**Data extracted from a collection**.
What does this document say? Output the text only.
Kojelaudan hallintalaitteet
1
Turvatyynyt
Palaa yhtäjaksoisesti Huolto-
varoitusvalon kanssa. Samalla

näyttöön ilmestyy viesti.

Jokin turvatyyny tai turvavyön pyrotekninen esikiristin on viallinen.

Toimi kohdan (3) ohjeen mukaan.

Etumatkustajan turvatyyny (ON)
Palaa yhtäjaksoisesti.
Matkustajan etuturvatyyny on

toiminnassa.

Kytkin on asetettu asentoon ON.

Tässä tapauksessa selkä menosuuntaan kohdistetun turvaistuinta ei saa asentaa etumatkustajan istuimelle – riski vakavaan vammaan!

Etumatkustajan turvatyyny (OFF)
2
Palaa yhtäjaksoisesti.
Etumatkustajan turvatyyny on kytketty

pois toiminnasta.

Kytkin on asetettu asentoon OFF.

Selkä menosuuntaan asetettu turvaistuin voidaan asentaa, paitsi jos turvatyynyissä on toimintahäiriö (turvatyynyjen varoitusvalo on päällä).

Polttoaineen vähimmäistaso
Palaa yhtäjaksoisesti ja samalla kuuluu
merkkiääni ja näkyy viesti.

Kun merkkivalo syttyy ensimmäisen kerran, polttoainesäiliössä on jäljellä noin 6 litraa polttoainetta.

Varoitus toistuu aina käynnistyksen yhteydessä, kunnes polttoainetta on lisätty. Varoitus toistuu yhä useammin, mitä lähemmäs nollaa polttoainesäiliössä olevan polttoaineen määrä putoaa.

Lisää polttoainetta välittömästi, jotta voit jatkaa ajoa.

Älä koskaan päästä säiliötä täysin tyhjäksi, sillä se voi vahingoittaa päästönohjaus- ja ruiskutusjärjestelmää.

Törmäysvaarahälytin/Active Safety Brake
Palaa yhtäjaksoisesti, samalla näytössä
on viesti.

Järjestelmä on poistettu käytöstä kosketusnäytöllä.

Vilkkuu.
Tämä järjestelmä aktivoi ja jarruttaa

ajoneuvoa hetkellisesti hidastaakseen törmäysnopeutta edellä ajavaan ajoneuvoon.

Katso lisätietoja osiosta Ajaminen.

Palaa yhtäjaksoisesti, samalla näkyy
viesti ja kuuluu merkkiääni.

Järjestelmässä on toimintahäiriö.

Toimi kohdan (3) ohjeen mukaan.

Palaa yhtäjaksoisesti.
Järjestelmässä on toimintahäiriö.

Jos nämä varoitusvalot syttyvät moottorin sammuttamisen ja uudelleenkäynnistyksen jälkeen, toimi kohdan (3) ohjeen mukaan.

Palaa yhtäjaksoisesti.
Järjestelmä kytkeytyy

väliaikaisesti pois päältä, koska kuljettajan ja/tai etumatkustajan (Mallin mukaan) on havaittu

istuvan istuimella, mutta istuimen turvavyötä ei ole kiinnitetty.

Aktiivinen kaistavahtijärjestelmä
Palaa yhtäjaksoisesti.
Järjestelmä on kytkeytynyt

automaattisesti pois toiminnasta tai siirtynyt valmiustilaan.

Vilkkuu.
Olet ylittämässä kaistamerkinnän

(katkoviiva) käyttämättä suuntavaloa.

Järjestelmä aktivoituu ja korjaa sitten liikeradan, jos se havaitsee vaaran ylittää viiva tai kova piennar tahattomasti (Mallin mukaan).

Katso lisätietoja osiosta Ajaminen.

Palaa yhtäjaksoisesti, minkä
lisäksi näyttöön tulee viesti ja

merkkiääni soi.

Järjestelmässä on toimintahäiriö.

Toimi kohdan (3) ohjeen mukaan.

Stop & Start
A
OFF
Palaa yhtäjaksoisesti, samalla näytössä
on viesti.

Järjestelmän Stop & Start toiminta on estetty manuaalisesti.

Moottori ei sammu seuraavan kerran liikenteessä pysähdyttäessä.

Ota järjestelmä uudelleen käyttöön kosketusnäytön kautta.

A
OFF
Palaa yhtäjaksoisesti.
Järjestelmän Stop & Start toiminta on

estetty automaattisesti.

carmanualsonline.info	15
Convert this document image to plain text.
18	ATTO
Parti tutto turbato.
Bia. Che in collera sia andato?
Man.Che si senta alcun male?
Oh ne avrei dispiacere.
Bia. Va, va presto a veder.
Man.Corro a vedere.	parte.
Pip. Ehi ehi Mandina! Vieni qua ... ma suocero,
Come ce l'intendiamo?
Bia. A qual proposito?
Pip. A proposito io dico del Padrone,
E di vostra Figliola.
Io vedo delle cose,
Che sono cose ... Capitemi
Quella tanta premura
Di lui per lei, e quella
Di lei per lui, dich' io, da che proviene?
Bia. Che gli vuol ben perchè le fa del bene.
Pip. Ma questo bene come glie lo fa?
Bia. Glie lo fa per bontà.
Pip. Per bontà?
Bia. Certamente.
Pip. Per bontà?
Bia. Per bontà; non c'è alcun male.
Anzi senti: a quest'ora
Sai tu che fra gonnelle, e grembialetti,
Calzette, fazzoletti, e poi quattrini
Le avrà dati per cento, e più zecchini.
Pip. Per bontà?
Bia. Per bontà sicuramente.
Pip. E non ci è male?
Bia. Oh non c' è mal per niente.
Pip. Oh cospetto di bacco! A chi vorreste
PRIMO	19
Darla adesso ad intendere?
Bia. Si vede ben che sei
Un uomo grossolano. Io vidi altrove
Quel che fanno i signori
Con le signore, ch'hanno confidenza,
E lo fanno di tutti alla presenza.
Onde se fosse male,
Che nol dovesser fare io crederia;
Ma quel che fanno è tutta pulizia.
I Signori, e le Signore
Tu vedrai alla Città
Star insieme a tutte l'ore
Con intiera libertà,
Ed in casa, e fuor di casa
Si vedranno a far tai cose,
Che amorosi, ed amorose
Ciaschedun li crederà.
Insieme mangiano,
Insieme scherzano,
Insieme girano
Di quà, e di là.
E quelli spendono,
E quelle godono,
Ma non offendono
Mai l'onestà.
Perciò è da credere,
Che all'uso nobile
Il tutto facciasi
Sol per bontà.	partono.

**WHAT TO WORK ON**.
Pull out every line above that holds the word "this".

**THE COMPLETED TASK**.
What does this document say? Output the text only.
Convert this document image to plain text.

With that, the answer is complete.